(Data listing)
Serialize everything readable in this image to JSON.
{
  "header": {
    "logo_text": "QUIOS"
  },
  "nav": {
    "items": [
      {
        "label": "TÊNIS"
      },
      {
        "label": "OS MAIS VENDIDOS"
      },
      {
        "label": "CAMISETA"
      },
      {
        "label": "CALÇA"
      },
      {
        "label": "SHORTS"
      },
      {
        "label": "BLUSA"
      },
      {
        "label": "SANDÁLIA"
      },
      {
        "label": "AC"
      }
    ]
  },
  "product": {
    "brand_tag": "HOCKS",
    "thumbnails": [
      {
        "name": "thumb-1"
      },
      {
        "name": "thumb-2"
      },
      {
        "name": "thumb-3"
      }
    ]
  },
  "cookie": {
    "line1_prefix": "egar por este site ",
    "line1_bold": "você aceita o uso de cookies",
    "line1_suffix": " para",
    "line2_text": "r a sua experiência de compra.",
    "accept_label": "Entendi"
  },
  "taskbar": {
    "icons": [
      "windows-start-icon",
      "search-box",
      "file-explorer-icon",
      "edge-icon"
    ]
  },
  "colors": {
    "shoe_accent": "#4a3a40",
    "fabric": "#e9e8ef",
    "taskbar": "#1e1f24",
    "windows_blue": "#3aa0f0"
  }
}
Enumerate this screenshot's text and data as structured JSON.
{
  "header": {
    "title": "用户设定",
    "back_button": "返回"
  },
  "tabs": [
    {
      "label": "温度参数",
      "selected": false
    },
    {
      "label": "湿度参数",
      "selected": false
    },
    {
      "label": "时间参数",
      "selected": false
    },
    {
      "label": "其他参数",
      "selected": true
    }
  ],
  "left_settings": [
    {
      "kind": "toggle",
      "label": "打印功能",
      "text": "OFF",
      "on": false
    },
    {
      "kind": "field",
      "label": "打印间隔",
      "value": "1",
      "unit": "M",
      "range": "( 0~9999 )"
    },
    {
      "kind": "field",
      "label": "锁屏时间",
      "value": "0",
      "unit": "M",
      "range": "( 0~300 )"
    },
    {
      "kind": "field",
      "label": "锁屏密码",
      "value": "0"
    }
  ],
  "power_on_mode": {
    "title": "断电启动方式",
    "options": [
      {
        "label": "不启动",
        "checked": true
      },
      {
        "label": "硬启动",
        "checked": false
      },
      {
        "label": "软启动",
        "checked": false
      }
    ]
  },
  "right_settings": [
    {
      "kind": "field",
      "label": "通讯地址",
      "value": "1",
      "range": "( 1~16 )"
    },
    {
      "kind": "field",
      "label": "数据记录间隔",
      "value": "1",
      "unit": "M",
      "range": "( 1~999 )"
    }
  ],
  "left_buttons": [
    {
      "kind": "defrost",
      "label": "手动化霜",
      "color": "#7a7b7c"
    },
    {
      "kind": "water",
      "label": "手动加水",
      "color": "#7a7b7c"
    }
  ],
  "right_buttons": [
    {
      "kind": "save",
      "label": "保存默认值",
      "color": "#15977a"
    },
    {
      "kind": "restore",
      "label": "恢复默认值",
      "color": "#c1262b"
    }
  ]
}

EXERCISE: All lines from the one containing "Enumerate this screenshot's" through the final line of the listing above are to be reproduced exactly; include both and add nothing.

TASK ANSWER:
Enumerate this screenshot's text and data as structured JSON.
{
  "header": {
    "title": "用户设定",
    "back_button": "返回"
  },
  "tabs": [
    {
      "label": "温度参数",
      "selected": false
    },
    {
      "label": "湿度参数",
      "selected": false
    },
    {
      "label": "时间参数",
      "selected": false
    },
    {
      "label": "其他参数",
      "selected": true
    }
  ],
  "left_settings": [
    {
      "kind": "toggle",
      "label": "打印功能",
      "text": "OFF",
      "on": false
    },
    {
      "kind": "field",
      "label": "打印间隔",
      "value": "1",
      "unit": "M",
      "range": "( 0~9999 )"
    },
    {
      "kind": "field",
      "label": "锁屏时间",
      "value": "0",
      "unit": "M",
      "range": "( 0~300 )"
    },
    {
      "kind": "field",
      "label": "锁屏密码",
      "value": "0"
    }
  ],
  "power_on_mode": {
    "title": "断电启动方式",
    "options": [
      {
        "label": "不启动",
        "checked": true
      },
      {
        "label": "硬启动",
        "checked": false
      },
      {
        "label": "软启动",
        "checked": false
      }
    ]
  },
  "right_settings": [
    {
      "kind": "field",
      "label": "通讯地址",
      "value": "1",
      "range": "( 1~16 )"
    },
    {
      "kind": "field",
      "label": "数据记录间隔",
      "value": "1",
      "unit": "M",
      "range": "( 1~999 )"
    }
  ],
  "left_buttons": [
    {
      "kind": "defrost",
      "label": "手动化霜",
      "color": "#7a7b7c"
    },
    {
      "kind": "water",
      "label": "手动加水",
      "color": "#7a7b7c"
    }
  ],
  "right_buttons": [
    {
      "kind": "save",
      "label": "保存默认值",
      "color": "#15977a"
    },
    {
      "kind": "restore",
      "label": "恢复默认值",
      "color": "#c1262b"
    }
  ]
}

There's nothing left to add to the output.